Task requirements:
Please pick up the article on mind-to-mind communications technology from the point where it stops and keep writing it.

━━ Extracted text

Feature Articles: Technology Development for Achieving the Digital Twin Computing Initiative

Vol. 20, No. 3, pp. 16–20, Mar. 2022. https://doi.org/10.53829/ntr202203fa2

Studies on Skill Level and Dialogue Satisfaction for Achieving Mind-to-Mind Communications Technology

Ryohei Saijo, Yoko Tokunaga, Daichi Yamaguchi,
Lidwina Andarini, Shohei Matsuo, Iwaki Toshima,
Takao Kurahashi, and Shiro Ozawa

Abstract

We have undertaken the development of mind-to-mind communications technology to enable a uniform means of communication that can be mutually understood by all humans. As the first step in this effort, we focused on (1) how to convey information tailored to the other person by studying technologies for presenting information tailored to work skills and (2) how to evaluate communication by evaluating and estimating satisfaction on the basis of positivity and impact of a dialogue participant. As the next step, we will refine the technologies presented in this article to improve understanding of utterance intention through expressions that match one another’s sensitivities.

━━━━
━━ Supplied information

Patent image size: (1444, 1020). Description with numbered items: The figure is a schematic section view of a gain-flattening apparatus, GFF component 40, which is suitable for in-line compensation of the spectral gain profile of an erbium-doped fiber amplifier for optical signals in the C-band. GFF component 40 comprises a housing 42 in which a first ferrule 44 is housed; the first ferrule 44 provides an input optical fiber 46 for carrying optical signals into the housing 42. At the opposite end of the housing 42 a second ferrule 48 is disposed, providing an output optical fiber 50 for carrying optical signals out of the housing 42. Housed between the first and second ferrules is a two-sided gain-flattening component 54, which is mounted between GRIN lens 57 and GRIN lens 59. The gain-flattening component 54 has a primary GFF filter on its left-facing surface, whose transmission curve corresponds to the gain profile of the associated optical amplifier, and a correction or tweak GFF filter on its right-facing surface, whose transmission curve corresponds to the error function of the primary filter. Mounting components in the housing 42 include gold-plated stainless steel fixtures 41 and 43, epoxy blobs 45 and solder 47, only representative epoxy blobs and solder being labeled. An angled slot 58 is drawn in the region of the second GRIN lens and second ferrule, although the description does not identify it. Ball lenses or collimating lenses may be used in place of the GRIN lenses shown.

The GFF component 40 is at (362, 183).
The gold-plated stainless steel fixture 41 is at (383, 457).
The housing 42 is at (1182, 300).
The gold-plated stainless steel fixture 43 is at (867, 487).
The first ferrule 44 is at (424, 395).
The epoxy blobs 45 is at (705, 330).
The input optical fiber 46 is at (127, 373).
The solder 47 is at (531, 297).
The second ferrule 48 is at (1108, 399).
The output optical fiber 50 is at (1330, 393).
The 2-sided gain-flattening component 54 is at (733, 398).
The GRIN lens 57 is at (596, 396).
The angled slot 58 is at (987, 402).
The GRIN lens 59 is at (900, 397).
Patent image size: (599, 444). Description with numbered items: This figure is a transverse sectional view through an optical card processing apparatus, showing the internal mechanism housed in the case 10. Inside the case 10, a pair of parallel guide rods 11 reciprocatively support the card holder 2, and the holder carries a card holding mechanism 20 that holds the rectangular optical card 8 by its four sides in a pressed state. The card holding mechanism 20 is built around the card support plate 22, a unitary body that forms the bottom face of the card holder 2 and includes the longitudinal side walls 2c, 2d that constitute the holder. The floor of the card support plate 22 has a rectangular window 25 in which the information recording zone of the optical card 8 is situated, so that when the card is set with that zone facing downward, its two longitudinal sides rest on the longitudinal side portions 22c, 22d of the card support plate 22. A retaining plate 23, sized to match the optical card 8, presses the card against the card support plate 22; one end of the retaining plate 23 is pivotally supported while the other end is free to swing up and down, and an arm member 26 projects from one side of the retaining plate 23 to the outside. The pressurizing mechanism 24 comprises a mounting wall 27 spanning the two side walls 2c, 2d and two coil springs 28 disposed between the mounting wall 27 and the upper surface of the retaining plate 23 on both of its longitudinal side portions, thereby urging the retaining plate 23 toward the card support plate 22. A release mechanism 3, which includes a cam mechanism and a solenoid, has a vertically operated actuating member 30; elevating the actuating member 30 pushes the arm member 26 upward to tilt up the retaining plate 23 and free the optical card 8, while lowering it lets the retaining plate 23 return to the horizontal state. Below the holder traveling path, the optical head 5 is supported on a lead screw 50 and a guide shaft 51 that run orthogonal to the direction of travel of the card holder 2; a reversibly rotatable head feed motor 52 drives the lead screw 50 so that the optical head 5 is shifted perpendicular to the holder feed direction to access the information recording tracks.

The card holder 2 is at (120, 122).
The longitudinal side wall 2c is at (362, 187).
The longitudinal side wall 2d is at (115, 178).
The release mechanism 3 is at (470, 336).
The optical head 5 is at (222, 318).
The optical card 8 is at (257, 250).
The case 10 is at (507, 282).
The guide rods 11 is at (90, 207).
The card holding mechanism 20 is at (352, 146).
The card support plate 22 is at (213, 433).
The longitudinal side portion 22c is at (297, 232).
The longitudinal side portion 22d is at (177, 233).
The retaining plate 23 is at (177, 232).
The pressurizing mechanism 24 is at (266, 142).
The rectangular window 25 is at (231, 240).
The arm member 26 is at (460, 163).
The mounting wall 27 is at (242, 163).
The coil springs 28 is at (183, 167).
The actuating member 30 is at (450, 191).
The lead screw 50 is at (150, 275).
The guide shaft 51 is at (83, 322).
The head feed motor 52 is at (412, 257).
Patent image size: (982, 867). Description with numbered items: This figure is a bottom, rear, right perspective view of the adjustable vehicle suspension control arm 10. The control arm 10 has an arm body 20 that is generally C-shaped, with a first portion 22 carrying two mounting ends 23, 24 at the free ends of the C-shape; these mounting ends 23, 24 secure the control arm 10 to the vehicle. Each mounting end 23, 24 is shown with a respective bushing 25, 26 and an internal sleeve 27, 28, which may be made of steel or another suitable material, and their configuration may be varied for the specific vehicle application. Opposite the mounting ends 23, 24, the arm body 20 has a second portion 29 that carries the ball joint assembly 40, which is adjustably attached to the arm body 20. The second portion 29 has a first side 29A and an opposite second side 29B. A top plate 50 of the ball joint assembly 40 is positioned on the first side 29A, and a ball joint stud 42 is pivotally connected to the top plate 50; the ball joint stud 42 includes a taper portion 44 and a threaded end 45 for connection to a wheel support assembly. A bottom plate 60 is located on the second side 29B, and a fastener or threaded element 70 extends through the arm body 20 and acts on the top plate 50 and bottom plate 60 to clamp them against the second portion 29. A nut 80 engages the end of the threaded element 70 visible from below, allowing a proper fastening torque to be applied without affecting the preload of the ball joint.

━━━━

The response:
Keywords: mind-to-mind communications, skill level, satisfaction level

PDF

1. Activities toward mind-to-mind communications

In human communication, information uttered by a person will generally not be conveyed to the other person with 100% accuracy. It is not unusual for some misunderstanding (miscommunication) to occur, and real dialogue may never become established (discommunication). As a means of communication to avoid these problems, we are developing mind-to-mind communications technology to help convey the feelings (sensitivities) that one wants to communicate to another person. By conveying sensitivities, mind-to-mind communications technology conveys what a person wants to convey accurately, which makes it possible to find a new solution or reach a better agreement while maximizing communication results and the satisfaction level of the parties concerned. This requires that sensitivity be considered from two viewpoints, i.e., sensitivity of the sender and sensitivity of the receiver. In other words, the task is to determine how the sensitivity that a person wants to convey will be expressed depending on the sensitivity of the sender and predict how that will be interpreted depending on the sensitivity of the receiver. Studies are needed to determine what is necessary to satisfy the parties concerned in actual communication. The reason for this is as follows. In a situation in which communication aims to solve a problem or build a consensus, it is not enough to simply reach a better consensus from on objective point of view—it is also essential that the parties concerned be satisfied and reach an agreement in a subjective manner (on the basis of the sensitivities of each party).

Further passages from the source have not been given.